• [Request]: Copy every line that holds "your".

• [Records supplied]:

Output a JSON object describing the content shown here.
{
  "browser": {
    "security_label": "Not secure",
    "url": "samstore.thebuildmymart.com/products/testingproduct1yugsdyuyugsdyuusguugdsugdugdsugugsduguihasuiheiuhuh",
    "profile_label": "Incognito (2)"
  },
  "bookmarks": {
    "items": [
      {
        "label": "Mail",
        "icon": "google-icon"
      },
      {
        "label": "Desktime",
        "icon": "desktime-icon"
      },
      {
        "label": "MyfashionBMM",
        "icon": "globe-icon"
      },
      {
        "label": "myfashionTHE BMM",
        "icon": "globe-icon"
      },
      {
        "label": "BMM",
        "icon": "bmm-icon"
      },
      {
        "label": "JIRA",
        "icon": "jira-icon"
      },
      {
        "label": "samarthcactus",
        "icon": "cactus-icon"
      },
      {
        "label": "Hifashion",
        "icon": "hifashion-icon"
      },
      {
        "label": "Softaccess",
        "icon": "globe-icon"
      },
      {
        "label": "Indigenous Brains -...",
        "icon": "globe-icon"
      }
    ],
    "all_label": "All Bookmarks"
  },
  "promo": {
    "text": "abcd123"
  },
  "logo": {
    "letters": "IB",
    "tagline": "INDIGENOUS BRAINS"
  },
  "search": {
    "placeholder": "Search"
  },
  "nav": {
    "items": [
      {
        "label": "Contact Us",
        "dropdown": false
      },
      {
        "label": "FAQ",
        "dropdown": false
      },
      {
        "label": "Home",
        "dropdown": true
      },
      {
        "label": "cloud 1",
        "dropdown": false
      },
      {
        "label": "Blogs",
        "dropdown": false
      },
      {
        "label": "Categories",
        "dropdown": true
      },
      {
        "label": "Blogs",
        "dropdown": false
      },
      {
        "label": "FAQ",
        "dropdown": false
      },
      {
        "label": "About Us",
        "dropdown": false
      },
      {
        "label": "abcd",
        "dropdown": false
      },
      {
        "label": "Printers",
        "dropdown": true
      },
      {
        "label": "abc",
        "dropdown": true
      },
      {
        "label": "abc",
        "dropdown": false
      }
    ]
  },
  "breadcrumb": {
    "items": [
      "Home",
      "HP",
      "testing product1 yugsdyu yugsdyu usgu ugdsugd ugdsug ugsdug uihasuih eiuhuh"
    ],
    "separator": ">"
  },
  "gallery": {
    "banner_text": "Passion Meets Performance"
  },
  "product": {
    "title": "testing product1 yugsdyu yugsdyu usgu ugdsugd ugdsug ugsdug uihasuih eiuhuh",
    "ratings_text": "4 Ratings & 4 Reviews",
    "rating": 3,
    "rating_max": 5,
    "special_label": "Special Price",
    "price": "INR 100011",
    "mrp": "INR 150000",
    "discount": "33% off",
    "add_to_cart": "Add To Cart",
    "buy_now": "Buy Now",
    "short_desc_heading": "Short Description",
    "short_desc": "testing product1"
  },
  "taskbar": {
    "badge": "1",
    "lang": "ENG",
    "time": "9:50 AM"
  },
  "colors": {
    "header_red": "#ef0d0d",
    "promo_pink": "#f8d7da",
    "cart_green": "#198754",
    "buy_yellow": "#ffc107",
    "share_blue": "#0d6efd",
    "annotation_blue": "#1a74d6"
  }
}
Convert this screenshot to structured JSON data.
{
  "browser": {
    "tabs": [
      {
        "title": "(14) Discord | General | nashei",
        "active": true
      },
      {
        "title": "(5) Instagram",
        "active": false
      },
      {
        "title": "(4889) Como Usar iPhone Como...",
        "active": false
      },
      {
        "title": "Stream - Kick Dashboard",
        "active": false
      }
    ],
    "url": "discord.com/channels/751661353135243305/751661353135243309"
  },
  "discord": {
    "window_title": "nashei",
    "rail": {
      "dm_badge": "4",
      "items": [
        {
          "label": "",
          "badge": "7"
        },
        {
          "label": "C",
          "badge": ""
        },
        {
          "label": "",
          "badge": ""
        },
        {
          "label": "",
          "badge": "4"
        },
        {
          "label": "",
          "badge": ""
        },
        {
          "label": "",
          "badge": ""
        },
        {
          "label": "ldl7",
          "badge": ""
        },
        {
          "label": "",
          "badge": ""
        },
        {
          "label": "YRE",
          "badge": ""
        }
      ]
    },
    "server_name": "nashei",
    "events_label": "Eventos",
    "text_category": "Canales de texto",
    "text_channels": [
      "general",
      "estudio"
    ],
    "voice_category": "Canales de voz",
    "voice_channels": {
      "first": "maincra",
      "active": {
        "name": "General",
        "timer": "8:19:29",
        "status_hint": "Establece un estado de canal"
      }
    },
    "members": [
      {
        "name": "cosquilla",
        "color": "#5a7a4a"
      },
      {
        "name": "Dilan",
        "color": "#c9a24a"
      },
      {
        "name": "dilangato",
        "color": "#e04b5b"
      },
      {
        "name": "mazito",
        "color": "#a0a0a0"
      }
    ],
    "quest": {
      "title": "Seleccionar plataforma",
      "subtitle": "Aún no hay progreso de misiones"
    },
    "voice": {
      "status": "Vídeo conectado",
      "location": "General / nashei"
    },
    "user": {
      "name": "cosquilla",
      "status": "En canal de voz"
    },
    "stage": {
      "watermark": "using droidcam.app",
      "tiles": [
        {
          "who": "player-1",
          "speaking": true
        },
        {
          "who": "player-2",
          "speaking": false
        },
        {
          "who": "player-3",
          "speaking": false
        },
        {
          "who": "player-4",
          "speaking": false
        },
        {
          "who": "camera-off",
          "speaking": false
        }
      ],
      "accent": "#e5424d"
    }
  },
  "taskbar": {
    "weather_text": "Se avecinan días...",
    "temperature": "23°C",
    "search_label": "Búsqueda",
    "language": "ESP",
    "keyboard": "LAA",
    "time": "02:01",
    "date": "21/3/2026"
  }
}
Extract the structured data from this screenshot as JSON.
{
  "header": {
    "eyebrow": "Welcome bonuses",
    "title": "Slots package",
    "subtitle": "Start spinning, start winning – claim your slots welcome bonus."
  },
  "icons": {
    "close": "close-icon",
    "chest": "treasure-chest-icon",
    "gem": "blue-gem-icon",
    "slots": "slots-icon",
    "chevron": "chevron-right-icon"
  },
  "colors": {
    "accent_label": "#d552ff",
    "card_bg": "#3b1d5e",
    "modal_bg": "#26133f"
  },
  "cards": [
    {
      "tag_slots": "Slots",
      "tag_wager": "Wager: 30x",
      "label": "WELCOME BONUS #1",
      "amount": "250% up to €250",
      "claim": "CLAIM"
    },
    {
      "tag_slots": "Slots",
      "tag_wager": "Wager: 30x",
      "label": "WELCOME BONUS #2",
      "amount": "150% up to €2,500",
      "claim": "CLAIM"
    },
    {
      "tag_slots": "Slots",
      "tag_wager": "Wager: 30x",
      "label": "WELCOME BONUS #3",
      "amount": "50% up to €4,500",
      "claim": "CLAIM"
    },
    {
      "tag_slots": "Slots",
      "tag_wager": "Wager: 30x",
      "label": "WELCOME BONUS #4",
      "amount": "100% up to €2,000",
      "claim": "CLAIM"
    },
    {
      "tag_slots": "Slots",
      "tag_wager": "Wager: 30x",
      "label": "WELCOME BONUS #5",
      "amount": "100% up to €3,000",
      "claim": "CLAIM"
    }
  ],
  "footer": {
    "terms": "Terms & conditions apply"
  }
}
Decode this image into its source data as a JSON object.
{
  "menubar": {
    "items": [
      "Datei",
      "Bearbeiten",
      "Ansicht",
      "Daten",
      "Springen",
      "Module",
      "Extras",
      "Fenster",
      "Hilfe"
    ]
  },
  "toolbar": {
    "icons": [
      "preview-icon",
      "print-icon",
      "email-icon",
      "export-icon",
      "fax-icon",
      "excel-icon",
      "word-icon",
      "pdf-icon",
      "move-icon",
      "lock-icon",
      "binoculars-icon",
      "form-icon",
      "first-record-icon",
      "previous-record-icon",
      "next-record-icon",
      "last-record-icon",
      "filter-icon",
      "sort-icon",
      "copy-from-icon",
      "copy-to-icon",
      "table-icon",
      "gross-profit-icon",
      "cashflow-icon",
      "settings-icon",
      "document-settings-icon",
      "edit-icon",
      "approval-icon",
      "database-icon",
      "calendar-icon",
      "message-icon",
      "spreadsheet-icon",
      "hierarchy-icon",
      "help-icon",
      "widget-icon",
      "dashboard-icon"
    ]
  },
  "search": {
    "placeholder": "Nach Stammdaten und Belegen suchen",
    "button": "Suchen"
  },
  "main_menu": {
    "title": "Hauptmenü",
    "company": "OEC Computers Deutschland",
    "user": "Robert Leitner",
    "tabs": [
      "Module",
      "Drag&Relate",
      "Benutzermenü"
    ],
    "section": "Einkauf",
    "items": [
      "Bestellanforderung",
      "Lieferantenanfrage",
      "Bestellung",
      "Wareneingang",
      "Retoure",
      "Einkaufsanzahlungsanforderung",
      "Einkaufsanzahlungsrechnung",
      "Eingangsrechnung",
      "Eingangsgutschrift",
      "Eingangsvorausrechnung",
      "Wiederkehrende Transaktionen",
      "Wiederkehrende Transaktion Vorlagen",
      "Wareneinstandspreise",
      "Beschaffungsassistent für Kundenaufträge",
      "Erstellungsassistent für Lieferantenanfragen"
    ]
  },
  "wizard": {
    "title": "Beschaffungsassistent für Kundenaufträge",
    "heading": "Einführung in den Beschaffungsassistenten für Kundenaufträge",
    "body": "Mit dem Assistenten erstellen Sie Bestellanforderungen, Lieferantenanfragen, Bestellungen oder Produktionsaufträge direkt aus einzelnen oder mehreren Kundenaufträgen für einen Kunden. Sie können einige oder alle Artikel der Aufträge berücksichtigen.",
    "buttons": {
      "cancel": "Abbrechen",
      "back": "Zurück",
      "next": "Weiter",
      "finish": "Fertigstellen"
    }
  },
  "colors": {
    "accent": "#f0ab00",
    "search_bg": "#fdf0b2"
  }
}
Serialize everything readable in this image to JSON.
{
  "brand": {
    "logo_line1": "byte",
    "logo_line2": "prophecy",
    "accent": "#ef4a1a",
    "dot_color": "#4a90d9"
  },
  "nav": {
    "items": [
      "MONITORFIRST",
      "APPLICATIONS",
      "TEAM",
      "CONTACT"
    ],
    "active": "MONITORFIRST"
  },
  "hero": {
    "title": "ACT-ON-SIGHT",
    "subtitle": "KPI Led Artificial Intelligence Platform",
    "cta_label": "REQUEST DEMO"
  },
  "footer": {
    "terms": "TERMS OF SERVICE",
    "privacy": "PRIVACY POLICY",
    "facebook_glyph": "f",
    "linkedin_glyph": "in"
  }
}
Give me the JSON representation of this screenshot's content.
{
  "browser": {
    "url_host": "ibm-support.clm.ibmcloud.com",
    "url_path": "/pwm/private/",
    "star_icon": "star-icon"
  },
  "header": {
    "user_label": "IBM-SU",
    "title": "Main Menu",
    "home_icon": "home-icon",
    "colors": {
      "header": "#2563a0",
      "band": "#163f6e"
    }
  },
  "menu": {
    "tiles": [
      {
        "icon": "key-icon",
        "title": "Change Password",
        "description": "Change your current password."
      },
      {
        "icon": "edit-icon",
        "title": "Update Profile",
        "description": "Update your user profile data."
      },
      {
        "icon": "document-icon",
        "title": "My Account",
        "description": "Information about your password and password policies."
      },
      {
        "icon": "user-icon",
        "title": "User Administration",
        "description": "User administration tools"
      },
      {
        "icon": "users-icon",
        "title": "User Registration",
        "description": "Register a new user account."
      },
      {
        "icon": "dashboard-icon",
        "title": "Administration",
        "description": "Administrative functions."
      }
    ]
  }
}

• [Full output]:
    "subtitle": "Start spinning, start winning – claim your slots welcome bonus."
        "description": "Change your current password."
        "description": "Update your user profile data."
        "description": "Information about your password and password policies."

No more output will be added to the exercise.